Written exercise: Write out all records as given; omit images.

::::

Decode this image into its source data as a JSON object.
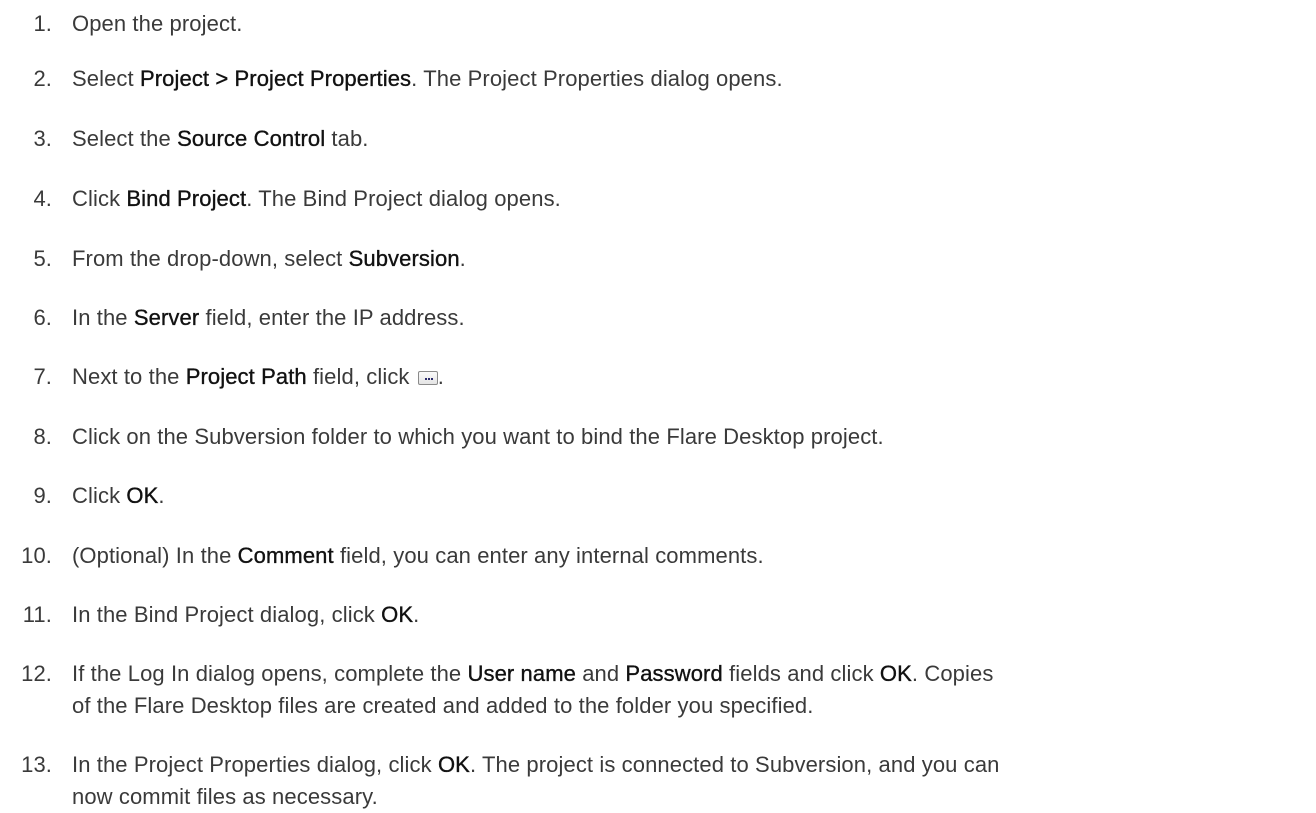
{
  "steps": [
    {
      "num": "1.",
      "parts": [
        {
          "t": "Open the project."
        }
      ]
    },
    {
      "num": "2.",
      "parts": [
        {
          "t": "Select "
        },
        {
          "t": "Project > Project Properties",
          "b": true
        },
        {
          "t": ". The Project Properties dialog opens."
        }
      ]
    },
    {
      "num": "3.",
      "parts": [
        {
          "t": "Select the "
        },
        {
          "t": "Source Control",
          "b": true
        },
        {
          "t": " tab."
        }
      ]
    },
    {
      "num": "4.",
      "parts": [
        {
          "t": "Click "
        },
        {
          "t": "Bind Project",
          "b": true
        },
        {
          "t": ". The Bind Project dialog opens."
        }
      ]
    },
    {
      "num": "5.",
      "parts": [
        {
          "t": "From the drop-down, select "
        },
        {
          "t": "Subversion",
          "b": true
        },
        {
          "t": "."
        }
      ]
    },
    {
      "num": "6.",
      "parts": [
        {
          "t": "In the "
        },
        {
          "t": "Server",
          "b": true
        },
        {
          "t": " field, enter the IP address."
        }
      ]
    },
    {
      "num": "7.",
      "parts": [
        {
          "t": "Next to the "
        },
        {
          "t": "Project Path",
          "b": true
        },
        {
          "t": " field, click "
        },
        {
          "icon": "browse-ellipsis-icon"
        },
        {
          "t": "."
        }
      ]
    },
    {
      "num": "8.",
      "parts": [
        {
          "t": "Click on the Subversion folder to which you want to bind the Flare Desktop project."
        }
      ]
    },
    {
      "num": "9.",
      "parts": [
        {
          "t": "Click "
        },
        {
          "t": "OK",
          "b": true
        },
        {
          "t": "."
        }
      ]
    },
    {
      "num": "10.",
      "parts": [
        {
          "t": "(Optional) In the "
        },
        {
          "t": "Comment",
          "b": true
        },
        {
          "t": " field, you can enter any internal comments."
        }
      ]
    },
    {
      "num": "11.",
      "parts": [
        {
          "t": "In the Bind Project dialog, click "
        },
        {
          "t": "OK",
          "b": true
        },
        {
          "t": "."
        }
      ]
    },
    {
      "num": "12.",
      "lines": [
        [
          {
            "t": "If the Log In dialog opens, complete the "
          },
          {
            "t": "User name",
            "b": true
          },
          {
            "t": " and "
          },
          {
            "t": "Password",
            "b": true
          },
          {
            "t": " fields and click "
          },
          {
            "t": "OK",
            "b": true
          },
          {
            "t": ". Copies"
          }
        ],
        [
          {
            "t": "of the Flare Desktop files are created and added to the folder you specified."
          }
        ]
      ]
    },
    {
      "num": "13.",
      "lines": [
        [
          {
            "t": "In the Project Properties dialog, click "
          },
          {
            "t": "OK",
            "b": true
          },
          {
            "t": ". The project is connected to Subversion, and you can"
          }
        ],
        [
          {
            "t": "now commit files as necessary."
          }
        ]
      ]
    }
  ]
}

::::

Problem solution:
Decode this image into its source data as a JSON object.
{
  "steps": [
    {
      "num": "1.",
      "parts": [
        {
          "t": "Open the project."
        }
      ]
    },
    {
      "num": "2.",
      "parts": [
        {
          "t": "Select "
        },
        {
          "t": "Project > Project Properties",
          "b": true
        },
        {
          "t": ". The Project Properties dialog opens."
        }
      ]
    },
    {
      "num": "3.",
      "parts": [
        {
          "t": "Select the "
        },
        {
          "t": "Source Control",
          "b": true
        },
        {
          "t": " tab."
        }
      ]
    },
    {
      "num": "4.",
      "parts": [
        {
          "t": "Click "
        },
        {
          "t": "Bind Project",
          "b": true
        },
        {
          "t": ". The Bind Project dialog opens."
        }
      ]
    },
    {
      "num": "5.",
      "parts": [
        {
          "t": "From the drop-down, select "
        },
        {
          "t": "Subversion",
          "b": true
        },
        {
          "t": "."
        }
      ]
    },
    {
      "num": "6.",
      "parts": [
        {
          "t": "In the "
        },
        {
          "t": "Server",
          "b": true
        },
        {
          "t": " field, enter the IP address."
        }
      ]
    },
    {
      "num": "7.",
      "parts": [
        {
          "t": "Next to the "
        },
        {
          "t": "Project Path",
          "b": true
        },
        {
          "t": " field, click "
        },
        {
          "icon": "browse-ellipsis-icon"
        },
        {
          "t": "."
        }
      ]
    },
    {
      "num": "8.",
      "parts": [
        {
          "t": "Click on the Subversion folder to which you want to bind the Flare Desktop project."
        }
      ]
    },
    {
      "num": "9.",
      "parts": [
        {
          "t": "Click "
        },
        {
          "t": "OK",
          "b": true
        },
        {
          "t": "."
        }
      ]
    },
    {
      "num": "10.",
      "parts": [
        {
          "t": "(Optional) In the "
        },
        {
          "t": "Comment",
          "b": true
        },
        {
          "t": " field, you can enter any internal comments."
        }
      ]
    },
    {
      "num": "11.",
      "parts": [
        {
          "t": "In the Bind Project dialog, click "
        },
        {
          "t": "OK",
          "b": true
        },
        {
          "t": "."
        }
      ]
    },
    {
      "num": "12.",
      "lines": [
        [
          {
            "t": "If the Log In dialog opens, complete the "
          },
          {
            "t": "User name",
            "b": true
          },
          {
            "t": " and "
          },
          {
            "t": "Password",
            "b": true
          },
          {
            "t": " fields and click "
          },
          {
            "t": "OK",
            "b": true
          },
          {
            "t": ". Copies"
          }
        ],
        [
          {
            "t": "of the Flare Desktop files are created and added to the folder you specified."
          }
        ]
      ]
    },
    {
      "num": "13.",
      "lines": [
        [
          {
            "t": "In the Project Properties dialog, click "
          },
          {
            "t": "OK",
            "b": true
          },
          {
            "t": ". The project is connected to Subversion, and you can"
          }
        ],
        [
          {
            "t": "now commit files as necessary."
          }
        ]
      ]
    }
  ]
}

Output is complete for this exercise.